--- start of EXTRACTED DATA ---

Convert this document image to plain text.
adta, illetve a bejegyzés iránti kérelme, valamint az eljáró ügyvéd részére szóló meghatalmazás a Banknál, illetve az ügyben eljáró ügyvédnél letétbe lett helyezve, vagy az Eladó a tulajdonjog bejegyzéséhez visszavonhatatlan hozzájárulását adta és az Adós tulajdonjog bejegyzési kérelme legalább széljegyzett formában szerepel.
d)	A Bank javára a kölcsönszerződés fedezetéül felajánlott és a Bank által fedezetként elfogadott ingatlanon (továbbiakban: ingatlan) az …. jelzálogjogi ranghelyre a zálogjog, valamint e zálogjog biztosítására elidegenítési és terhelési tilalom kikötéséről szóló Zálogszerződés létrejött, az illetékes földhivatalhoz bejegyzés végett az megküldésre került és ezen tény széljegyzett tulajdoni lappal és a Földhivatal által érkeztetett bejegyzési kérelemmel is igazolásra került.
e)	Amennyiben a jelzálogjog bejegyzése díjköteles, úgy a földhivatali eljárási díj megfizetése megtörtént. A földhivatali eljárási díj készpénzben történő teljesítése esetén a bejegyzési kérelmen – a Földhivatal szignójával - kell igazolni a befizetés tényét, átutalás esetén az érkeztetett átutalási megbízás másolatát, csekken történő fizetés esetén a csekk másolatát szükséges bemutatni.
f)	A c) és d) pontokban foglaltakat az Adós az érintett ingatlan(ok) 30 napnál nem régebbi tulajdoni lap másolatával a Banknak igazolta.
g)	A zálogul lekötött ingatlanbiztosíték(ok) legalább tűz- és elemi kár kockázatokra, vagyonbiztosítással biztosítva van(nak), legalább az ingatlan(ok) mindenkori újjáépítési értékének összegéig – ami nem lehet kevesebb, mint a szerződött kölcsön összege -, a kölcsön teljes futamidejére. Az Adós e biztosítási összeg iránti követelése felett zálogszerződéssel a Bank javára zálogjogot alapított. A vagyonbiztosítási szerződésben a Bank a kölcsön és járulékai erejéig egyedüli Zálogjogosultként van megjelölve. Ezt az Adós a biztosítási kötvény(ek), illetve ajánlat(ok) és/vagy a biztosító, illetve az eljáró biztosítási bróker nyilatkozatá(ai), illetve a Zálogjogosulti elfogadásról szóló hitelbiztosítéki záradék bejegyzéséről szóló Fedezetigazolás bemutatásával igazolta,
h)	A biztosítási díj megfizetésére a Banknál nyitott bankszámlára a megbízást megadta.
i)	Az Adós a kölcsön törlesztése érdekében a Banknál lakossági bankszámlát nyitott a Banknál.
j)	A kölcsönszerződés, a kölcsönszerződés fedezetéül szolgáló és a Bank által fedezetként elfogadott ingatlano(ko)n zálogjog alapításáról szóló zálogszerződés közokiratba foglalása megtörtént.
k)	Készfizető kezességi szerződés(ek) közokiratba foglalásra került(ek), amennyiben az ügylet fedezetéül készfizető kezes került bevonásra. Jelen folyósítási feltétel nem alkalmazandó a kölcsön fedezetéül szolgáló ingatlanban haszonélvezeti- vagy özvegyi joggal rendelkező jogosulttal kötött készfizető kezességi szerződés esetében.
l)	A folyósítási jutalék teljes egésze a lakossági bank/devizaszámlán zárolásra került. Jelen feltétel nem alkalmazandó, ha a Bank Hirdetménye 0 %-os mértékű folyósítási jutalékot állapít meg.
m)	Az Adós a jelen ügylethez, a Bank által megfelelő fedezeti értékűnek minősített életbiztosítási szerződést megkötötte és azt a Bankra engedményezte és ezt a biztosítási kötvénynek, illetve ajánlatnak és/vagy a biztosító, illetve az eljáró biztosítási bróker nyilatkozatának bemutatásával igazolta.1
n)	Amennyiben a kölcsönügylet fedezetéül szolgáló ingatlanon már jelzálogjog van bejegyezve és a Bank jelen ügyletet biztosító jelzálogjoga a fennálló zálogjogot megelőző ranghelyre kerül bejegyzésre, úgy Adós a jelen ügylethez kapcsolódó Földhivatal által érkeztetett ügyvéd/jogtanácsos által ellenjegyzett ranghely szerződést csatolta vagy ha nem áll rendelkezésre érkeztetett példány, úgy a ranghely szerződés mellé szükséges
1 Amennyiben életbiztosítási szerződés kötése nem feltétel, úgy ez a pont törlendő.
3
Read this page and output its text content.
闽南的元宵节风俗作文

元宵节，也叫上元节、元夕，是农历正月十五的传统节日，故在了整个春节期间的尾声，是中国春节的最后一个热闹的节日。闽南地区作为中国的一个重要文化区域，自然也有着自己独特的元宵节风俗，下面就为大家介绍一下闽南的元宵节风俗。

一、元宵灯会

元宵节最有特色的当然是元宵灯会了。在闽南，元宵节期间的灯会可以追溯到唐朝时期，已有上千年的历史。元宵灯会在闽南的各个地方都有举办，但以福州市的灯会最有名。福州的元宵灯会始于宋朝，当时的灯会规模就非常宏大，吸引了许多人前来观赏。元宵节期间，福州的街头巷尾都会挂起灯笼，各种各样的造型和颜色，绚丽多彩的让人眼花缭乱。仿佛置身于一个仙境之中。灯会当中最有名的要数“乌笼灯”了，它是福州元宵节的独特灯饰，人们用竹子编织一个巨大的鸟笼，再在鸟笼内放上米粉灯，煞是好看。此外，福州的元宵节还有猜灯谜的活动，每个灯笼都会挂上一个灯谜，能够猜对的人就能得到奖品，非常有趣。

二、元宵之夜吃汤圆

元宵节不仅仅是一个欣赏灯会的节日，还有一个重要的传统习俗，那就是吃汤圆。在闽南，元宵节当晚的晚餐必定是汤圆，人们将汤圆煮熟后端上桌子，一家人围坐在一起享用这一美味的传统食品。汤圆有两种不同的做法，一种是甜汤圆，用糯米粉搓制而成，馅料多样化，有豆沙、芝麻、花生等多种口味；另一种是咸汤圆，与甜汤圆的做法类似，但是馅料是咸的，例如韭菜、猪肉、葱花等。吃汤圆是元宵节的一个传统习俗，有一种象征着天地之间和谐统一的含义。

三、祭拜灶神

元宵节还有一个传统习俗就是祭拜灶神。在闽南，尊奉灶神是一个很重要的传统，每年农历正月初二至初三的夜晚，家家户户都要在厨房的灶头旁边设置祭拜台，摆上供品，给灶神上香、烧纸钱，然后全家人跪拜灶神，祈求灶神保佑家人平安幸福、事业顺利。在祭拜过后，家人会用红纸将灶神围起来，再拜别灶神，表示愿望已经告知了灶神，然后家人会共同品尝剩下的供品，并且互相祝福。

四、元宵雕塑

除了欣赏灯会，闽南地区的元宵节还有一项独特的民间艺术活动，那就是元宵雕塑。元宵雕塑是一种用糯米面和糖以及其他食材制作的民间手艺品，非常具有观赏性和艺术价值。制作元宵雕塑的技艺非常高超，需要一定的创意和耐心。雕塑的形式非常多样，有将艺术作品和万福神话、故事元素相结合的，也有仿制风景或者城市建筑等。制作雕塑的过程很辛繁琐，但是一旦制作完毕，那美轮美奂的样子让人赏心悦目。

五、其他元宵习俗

--- end of EXTRACTED DATA ---

* **WRITTEN TASK**
Set down the listing above in full, please, exactly as it appears.

* **COMPLETE RESPONSE**
Convert this document image to plain text.
adta, illetve a bejegyzés iránti kérelme, valamint az eljáró ügyvéd részére szóló meghatalmazás a Banknál, illetve az ügyben eljáró ügyvédnél letétbe lett helyezve, vagy az Eladó a tulajdonjog bejegyzéséhez visszavonhatatlan hozzájárulását adta és az Adós tulajdonjog bejegyzési kérelme legalább széljegyzett formában szerepel.
d)	A Bank javára a kölcsönszerződés fedezetéül felajánlott és a Bank által fedezetként elfogadott ingatlanon (továbbiakban: ingatlan) az …. jelzálogjogi ranghelyre a zálogjog, valamint e zálogjog biztosítására elidegenítési és terhelési tilalom kikötéséről szóló Zálogszerződés létrejött, az illetékes földhivatalhoz bejegyzés végett az megküldésre került és ezen tény széljegyzett tulajdoni lappal és a Földhivatal által érkeztetett bejegyzési kérelemmel is igazolásra került.
e)	Amennyiben a jelzálogjog bejegyzése díjköteles, úgy a földhivatali eljárási díj megfizetése megtörtént. A földhivatali eljárási díj készpénzben történő teljesítése esetén a bejegyzési kérelmen – a Földhivatal szignójával - kell igazolni a befizetés tényét, átutalás esetén az érkeztetett átutalási megbízás másolatát, csekken történő fizetés esetén a csekk másolatát szükséges bemutatni.
f)	A c) és d) pontokban foglaltakat az Adós az érintett ingatlan(ok) 30 napnál nem régebbi tulajdoni lap másolatával a Banknak igazolta.
g)	A zálogul lekötött ingatlanbiztosíték(ok) legalább tűz- és elemi kár kockázatokra, vagyonbiztosítással biztosítva van(nak), legalább az ingatlan(ok) mindenkori újjáépítési értékének összegéig – ami nem lehet kevesebb, mint a szerződött kölcsön összege -, a kölcsön teljes futamidejére. Az Adós e biztosítási összeg iránti követelése felett zálogszerződéssel a Bank javára zálogjogot alapított. A vagyonbiztosítási szerződésben a Bank a kölcsön és járulékai erejéig egyedüli Zálogjogosultként van megjelölve. Ezt az Adós a biztosítási kötvény(ek), illetve ajánlat(ok) és/vagy a biztosító, illetve az eljáró biztosítási bróker nyilatkozatá(ai), illetve a Zálogjogosulti elfogadásról szóló hitelbiztosítéki záradék bejegyzéséről szóló Fedezetigazolás bemutatásával igazolta,
h)	A biztosítási díj megfizetésére a Banknál nyitott bankszámlára a megbízást megadta.
i)	Az Adós a kölcsön törlesztése érdekében a Banknál lakossági bankszámlát nyitott a Banknál.
j)	A kölcsönszerződés, a kölcsönszerződés fedezetéül szolgáló és a Bank által fedezetként elfogadott ingatlano(ko)n zálogjog alapításáról szóló zálogszerződés közokiratba foglalása megtörtént.
k)	Készfizető kezességi szerződés(ek) közokiratba foglalásra került(ek), amennyiben az ügylet fedezetéül készfizető kezes került bevonásra. Jelen folyósítási feltétel nem alkalmazandó a kölcsön fedezetéül szolgáló ingatlanban haszonélvezeti- vagy özvegyi joggal rendelkező jogosulttal kötött készfizető kezességi szerződés esetében.
l)	A folyósítási jutalék teljes egésze a lakossági bank/devizaszámlán zárolásra került. Jelen feltétel nem alkalmazandó, ha a Bank Hirdetménye 0 %-os mértékű folyósítási jutalékot állapít meg.
m)	Az Adós a jelen ügylethez, a Bank által megfelelő fedezeti értékűnek minősített életbiztosítási szerződést megkötötte és azt a Bankra engedményezte és ezt a biztosítási kötvénynek, illetve ajánlatnak és/vagy a biztosító, illetve az eljáró biztosítási bróker nyilatkozatának bemutatásával igazolta.1
n)	Amennyiben a kölcsönügylet fedezetéül szolgáló ingatlanon már jelzálogjog van bejegyezve és a Bank jelen ügyletet biztosító jelzálogjoga a fennálló zálogjogot megelőző ranghelyre kerül bejegyzésre, úgy Adós a jelen ügylethez kapcsolódó Földhivatal által érkeztetett ügyvéd/jogtanácsos által ellenjegyzett ranghely szerződést csatolta vagy ha nem áll rendelkezésre érkeztetett példány, úgy a ranghely szerződés mellé szükséges
1 Amennyiben életbiztosítási szerződés kötése nem feltétel, úgy ez a pont törlendő.
3
Read this page and output its text content.
闽南的元宵节风俗作文

元宵节，也叫上元节、元夕，是农历正月十五的传统节日，故在了整个春节期间的尾声，是中国春节的最后一个热闹的节日。闽南地区作为中国的一个重要文化区域，自然也有着自己独特的元宵节风俗，下面就为大家介绍一下闽南的元宵节风俗。

一、元宵灯会

元宵节最有特色的当然是元宵灯会了。在闽南，元宵节期间的灯会可以追溯到唐朝时期，已有上千年的历史。元宵灯会在闽南的各个地方都有举办，但以福州市的灯会最有名。福州的元宵灯会始于宋朝，当时的灯会规模就非常宏大，吸引了许多人前来观赏。元宵节期间，福州的街头巷尾都会挂起灯笼，各种各样的造型和颜色，绚丽多彩的让人眼花缭乱。仿佛置身于一个仙境之中。灯会当中最有名的要数“乌笼灯”了，它是福州元宵节的独特灯饰，人们用竹子编织一个巨大的鸟笼，再在鸟笼内放上米粉灯，煞是好看。此外，福州的元宵节还有猜灯谜的活动，每个灯笼都会挂上一个灯谜，能够猜对的人就能得到奖品，非常有趣。

二、元宵之夜吃汤圆

元宵节不仅仅是一个欣赏灯会的节日，还有一个重要的传统习俗，那就是吃汤圆。在闽南，元宵节当晚的晚餐必定是汤圆，人们将汤圆煮熟后端上桌子，一家人围坐在一起享用这一美味的传统食品。汤圆有两种不同的做法，一种是甜汤圆，用糯米粉搓制而成，馅料多样化，有豆沙、芝麻、花生等多种口味；另一种是咸汤圆，与甜汤圆的做法类似，但是馅料是咸的，例如韭菜、猪肉、葱花等。吃汤圆是元宵节的一个传统习俗，有一种象征着天地之间和谐统一的含义。

三、祭拜灶神

元宵节还有一个传统习俗就是祭拜灶神。在闽南，尊奉灶神是一个很重要的传统，每年农历正月初二至初三的夜晚，家家户户都要在厨房的灶头旁边设置祭拜台，摆上供品，给灶神上香、烧纸钱，然后全家人跪拜灶神，祈求灶神保佑家人平安幸福、事业顺利。在祭拜过后，家人会用红纸将灶神围起来，再拜别灶神，表示愿望已经告知了灶神，然后家人会共同品尝剩下的供品，并且互相祝福。

四、元宵雕塑

除了欣赏灯会，闽南地区的元宵节还有一项独特的民间艺术活动，那就是元宵雕塑。元宵雕塑是一种用糯米面和糖以及其他食材制作的民间手艺品，非常具有观赏性和艺术价值。制作元宵雕塑的技艺非常高超，需要一定的创意和耐心。雕塑的形式非常多样，有将艺术作品和万福神话、故事元素相结合的，也有仿制风景或者城市建筑等。制作雕塑的过程很辛繁琐，但是一旦制作完毕，那美轮美奂的样子让人赏心悦目。

五、其他元宵习俗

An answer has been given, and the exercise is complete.